Data records:

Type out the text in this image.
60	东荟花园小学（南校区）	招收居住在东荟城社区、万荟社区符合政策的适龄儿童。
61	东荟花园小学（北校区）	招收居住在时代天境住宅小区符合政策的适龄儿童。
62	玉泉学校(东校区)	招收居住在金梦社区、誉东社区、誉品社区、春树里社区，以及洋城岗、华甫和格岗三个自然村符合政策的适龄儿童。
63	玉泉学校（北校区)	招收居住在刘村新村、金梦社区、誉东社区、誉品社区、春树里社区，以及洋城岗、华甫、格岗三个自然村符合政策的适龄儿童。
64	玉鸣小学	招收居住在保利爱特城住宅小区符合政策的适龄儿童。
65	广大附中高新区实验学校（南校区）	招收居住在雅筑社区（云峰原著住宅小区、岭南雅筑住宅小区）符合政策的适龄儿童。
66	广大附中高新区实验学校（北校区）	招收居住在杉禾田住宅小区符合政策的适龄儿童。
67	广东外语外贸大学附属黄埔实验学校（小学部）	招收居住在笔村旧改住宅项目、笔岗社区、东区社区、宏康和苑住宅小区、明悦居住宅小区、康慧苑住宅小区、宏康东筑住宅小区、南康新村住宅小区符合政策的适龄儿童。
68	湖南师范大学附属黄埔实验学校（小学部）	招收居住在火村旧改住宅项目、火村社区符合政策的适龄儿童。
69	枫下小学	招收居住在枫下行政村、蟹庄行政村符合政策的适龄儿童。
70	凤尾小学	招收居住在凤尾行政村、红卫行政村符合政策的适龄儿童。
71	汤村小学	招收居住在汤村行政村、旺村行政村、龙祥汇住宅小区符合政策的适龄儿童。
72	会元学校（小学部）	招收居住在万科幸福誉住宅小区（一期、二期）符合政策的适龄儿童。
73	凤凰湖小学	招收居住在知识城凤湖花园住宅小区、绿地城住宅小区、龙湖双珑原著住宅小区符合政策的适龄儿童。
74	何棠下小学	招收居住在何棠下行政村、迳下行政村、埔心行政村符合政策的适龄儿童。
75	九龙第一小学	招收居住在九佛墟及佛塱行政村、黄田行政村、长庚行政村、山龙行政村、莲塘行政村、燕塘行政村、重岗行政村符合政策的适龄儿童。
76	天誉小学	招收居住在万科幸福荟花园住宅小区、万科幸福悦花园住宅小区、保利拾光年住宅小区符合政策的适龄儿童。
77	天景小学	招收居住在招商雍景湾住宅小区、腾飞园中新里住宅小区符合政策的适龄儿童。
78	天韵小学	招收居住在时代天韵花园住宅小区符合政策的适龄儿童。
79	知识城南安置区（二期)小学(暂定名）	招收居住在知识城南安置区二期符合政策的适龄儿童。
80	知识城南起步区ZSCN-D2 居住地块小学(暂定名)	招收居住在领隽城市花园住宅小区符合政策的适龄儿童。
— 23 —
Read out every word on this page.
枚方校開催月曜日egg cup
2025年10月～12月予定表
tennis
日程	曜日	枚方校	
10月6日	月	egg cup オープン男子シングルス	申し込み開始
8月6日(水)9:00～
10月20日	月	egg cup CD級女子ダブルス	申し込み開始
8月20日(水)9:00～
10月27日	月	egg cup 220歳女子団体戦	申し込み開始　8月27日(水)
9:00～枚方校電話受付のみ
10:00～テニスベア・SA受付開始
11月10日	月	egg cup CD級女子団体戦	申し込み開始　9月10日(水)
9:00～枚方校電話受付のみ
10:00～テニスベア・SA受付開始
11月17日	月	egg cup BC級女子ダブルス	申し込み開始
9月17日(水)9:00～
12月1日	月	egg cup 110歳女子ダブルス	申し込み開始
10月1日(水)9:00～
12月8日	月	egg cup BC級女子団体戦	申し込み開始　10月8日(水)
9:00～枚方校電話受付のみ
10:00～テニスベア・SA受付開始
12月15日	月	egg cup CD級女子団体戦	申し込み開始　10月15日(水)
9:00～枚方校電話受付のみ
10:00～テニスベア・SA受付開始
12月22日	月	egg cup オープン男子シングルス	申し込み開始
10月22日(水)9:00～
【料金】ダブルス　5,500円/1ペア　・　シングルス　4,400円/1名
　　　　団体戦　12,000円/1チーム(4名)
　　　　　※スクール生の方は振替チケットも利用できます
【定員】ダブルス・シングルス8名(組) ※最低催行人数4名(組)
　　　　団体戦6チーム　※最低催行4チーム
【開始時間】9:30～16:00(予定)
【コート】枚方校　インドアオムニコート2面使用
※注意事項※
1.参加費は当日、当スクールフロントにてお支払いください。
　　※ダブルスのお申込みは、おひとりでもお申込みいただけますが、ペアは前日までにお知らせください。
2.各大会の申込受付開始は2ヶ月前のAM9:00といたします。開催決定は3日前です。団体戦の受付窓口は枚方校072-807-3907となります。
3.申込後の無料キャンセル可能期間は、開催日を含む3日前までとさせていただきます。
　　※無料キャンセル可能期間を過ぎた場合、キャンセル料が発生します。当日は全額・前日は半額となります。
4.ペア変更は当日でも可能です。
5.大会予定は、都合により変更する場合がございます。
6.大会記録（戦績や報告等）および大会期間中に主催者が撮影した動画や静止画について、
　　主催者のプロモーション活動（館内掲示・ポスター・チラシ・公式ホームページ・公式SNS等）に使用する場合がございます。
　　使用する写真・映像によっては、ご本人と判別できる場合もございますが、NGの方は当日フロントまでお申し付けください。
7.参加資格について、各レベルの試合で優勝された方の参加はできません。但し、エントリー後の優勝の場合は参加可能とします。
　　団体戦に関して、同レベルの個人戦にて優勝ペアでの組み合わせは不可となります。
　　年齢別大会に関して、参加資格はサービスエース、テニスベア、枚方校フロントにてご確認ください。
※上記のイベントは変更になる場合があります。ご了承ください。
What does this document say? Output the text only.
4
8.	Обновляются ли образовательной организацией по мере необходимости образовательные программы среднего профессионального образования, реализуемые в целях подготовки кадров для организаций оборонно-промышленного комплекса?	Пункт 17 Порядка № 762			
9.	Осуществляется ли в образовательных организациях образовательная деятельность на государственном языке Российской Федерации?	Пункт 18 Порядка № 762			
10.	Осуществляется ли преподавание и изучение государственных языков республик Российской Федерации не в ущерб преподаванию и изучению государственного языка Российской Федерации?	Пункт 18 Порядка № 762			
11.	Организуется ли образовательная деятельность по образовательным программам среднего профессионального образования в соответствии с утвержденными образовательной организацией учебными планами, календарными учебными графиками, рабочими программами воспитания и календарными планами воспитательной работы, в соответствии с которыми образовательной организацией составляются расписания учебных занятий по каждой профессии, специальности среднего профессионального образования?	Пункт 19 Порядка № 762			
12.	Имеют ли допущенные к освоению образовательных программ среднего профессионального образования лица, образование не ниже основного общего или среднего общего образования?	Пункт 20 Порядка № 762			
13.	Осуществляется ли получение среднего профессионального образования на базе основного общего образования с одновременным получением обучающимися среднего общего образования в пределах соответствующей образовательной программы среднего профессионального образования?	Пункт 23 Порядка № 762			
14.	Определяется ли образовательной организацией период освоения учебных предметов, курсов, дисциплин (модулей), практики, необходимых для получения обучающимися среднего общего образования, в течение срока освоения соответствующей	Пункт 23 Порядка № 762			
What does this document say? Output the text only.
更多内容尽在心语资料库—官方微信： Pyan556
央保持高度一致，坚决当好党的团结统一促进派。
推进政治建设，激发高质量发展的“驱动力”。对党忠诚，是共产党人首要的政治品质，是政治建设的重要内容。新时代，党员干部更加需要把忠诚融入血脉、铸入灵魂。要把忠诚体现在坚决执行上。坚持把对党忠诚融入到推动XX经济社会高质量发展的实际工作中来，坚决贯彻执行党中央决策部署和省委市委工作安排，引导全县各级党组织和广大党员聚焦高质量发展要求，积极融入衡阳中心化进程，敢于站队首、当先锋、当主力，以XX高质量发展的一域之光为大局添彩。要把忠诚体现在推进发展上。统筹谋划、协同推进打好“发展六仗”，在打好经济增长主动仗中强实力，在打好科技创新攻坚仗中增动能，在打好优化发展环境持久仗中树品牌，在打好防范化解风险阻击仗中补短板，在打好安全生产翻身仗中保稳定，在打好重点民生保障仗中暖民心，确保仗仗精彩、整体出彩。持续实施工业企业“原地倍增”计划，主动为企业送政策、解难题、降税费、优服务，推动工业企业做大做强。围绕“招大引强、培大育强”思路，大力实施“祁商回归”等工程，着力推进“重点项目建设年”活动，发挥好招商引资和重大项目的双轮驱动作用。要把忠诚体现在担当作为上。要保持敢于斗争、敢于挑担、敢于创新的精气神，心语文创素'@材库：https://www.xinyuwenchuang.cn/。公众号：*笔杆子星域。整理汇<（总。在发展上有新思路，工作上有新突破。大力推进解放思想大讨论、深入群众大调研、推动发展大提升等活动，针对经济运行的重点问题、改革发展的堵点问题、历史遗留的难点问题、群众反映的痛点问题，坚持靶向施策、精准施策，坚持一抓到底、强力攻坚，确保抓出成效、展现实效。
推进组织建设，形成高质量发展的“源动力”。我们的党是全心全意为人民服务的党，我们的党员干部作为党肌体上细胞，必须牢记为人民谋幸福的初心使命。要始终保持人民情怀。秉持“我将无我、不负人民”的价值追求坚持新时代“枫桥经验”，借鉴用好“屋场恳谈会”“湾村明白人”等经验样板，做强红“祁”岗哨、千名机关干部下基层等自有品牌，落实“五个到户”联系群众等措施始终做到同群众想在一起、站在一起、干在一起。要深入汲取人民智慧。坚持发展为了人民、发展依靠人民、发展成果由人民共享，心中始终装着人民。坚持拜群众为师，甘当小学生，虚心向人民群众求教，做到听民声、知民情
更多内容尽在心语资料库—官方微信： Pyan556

• [TO DO]: Check each line of the entries for the string "誉东社区". Copy the lines that have it.

• [TASK SOLUTION]:
62	玉泉学校(东校区)	招收居住在金梦社区、誉东社区、誉品社区、春树里社区，以及洋城岗、华甫和格岗三个自然村符合政策的适龄儿童。
63	玉泉学校（北校区)	招收居住在刘村新村、金梦社区、誉东社区、誉品社区、春树里社区，以及洋城岗、华甫、格岗三个自然村符合政策的适龄儿童。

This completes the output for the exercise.